▶ _GIVEN TASK_: Your job is to retype all of the data word for word, leaving every image out.
----- DATA SHOWN
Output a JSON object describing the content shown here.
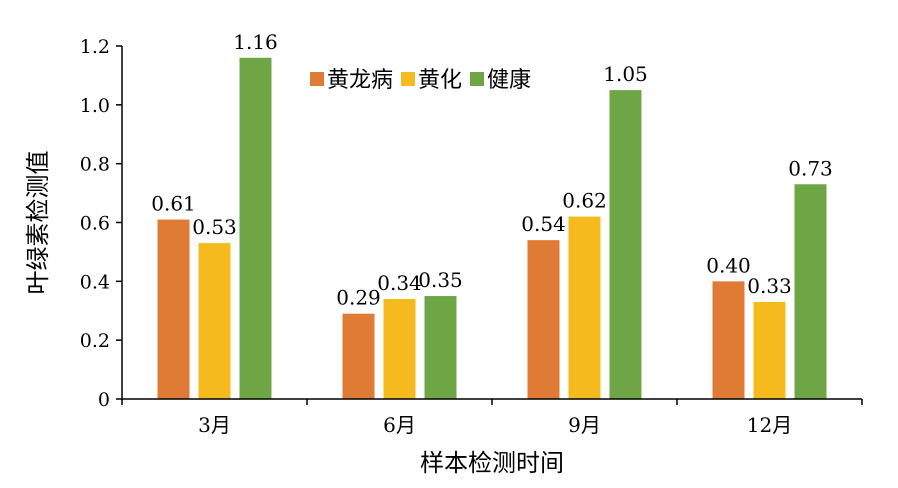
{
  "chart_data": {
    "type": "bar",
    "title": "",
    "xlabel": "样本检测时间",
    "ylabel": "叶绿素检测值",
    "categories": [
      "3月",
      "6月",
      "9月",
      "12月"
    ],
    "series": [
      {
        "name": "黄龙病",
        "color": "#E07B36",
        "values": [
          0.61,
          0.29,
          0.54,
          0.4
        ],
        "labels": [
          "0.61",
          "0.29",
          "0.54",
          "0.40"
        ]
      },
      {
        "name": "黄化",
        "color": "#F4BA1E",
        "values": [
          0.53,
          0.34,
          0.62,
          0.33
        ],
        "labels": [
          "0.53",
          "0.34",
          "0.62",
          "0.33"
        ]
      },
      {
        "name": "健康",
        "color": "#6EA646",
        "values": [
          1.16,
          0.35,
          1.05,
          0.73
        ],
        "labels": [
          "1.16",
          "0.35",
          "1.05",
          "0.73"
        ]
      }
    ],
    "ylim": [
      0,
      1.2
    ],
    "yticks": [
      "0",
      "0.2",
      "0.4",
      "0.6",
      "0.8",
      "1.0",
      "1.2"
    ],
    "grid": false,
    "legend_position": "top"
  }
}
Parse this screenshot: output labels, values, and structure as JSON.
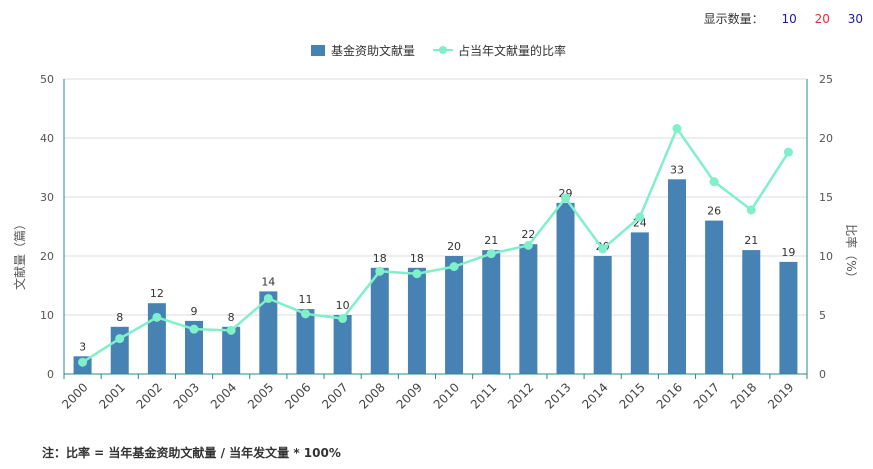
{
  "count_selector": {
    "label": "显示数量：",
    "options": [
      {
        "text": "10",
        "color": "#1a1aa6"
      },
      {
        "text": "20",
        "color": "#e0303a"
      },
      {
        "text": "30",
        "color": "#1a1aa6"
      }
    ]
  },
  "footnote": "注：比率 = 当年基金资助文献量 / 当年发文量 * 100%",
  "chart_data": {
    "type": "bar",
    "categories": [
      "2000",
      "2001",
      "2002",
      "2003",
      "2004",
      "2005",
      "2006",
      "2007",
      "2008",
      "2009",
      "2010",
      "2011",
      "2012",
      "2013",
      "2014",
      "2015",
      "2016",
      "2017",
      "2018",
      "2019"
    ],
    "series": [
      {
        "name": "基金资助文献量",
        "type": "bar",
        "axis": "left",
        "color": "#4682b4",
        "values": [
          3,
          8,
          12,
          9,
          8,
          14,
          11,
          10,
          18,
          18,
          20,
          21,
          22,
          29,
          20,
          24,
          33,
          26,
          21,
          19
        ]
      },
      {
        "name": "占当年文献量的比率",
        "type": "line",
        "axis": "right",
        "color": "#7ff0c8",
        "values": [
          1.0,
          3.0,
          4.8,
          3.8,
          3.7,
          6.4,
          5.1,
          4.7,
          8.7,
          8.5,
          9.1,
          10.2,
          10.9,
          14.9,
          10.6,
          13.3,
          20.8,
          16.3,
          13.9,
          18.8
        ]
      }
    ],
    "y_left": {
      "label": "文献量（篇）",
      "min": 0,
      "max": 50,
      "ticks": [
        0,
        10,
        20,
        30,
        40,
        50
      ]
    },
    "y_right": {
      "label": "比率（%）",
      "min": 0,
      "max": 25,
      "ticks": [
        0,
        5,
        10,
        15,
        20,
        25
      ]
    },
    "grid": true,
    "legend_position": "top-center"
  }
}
----------
▶ _EXERCISE SOLUTION_:
Output a JSON object describing the content shown here.
{
  "chart_data": {
    "type": "bar",
    "title": "",
    "xlabel": "样本检测时间",
    "ylabel": "叶绿素检测值",
    "categories": [
      "3月",
      "6月",
      "9月",
      "12月"
    ],
    "series": [
      {
        "name": "黄龙病",
        "color": "#E07B36",
        "values": [
          0.61,
          0.29,
          0.54,
          0.4
        ],
        "labels": [
          "0.61",
          "0.29",
          "0.54",
          "0.40"
        ]
      },
      {
        "name": "黄化",
        "color": "#F4BA1E",
        "values": [
          0.53,
          0.34,
          0.62,
          0.33
        ],
        "labels": [
          "0.53",
          "0.34",
          "0.62",
          "0.33"
        ]
      },
      {
        "name": "健康",
        "color": "#6EA646",
        "values": [
          1.16,
          0.35,
          1.05,
          0.73
        ],
        "labels": [
          "1.16",
          "0.35",
          "1.05",
          "0.73"
        ]
      }
    ],
    "ylim": [
      0,
      1.2
    ],
    "yticks": [
      "0",
      "0.2",
      "0.4",
      "0.6",
      "0.8",
      "1.0",
      "1.2"
    ],
    "grid": false,
    "legend_position": "top"
  }
}
Parse this screenshot: output labels, values, and structure as JSON.
{
  "count_selector": {
    "label": "显示数量：",
    "options": [
      {
        "text": "10",
        "color": "#1a1aa6"
      },
      {
        "text": "20",
        "color": "#e0303a"
      },
      {
        "text": "30",
        "color": "#1a1aa6"
      }
    ]
  },
  "footnote": "注：比率 = 当年基金资助文献量 / 当年发文量 * 100%",
  "chart_data": {
    "type": "bar",
    "categories": [
      "2000",
      "2001",
      "2002",
      "2003",
      "2004",
      "2005",
      "2006",
      "2007",
      "2008",
      "2009",
      "2010",
      "2011",
      "2012",
      "2013",
      "2014",
      "2015",
      "2016",
      "2017",
      "2018",
      "2019"
    ],
    "series": [
      {
        "name": "基金资助文献量",
        "type": "bar",
        "axis": "left",
        "color": "#4682b4",
        "values": [
          3,
          8,
          12,
          9,
          8,
          14,
          11,
          10,
          18,
          18,
          20,
          21,
          22,
          29,
          20,
          24,
          33,
          26,
          21,
          19
        ]
      },
      {
        "name": "占当年文献量的比率",
        "type": "line",
        "axis": "right",
        "color": "#7ff0c8",
        "values": [
          1.0,
          3.0,
          4.8,
          3.8,
          3.7,
          6.4,
          5.1,
          4.7,
          8.7,
          8.5,
          9.1,
          10.2,
          10.9,
          14.9,
          10.6,
          13.3,
          20.8,
          16.3,
          13.9,
          18.8
        ]
      }
    ],
    "y_left": {
      "label": "文献量（篇）",
      "min": 0,
      "max": 50,
      "ticks": [
        0,
        10,
        20,
        30,
        40,
        50
      ]
    },
    "y_right": {
      "label": "比率（%）",
      "min": 0,
      "max": 25,
      "ticks": [
        0,
        5,
        10,
        15,
        20,
        25
      ]
    },
    "grid": true,
    "legend_position": "top-center"
  }
}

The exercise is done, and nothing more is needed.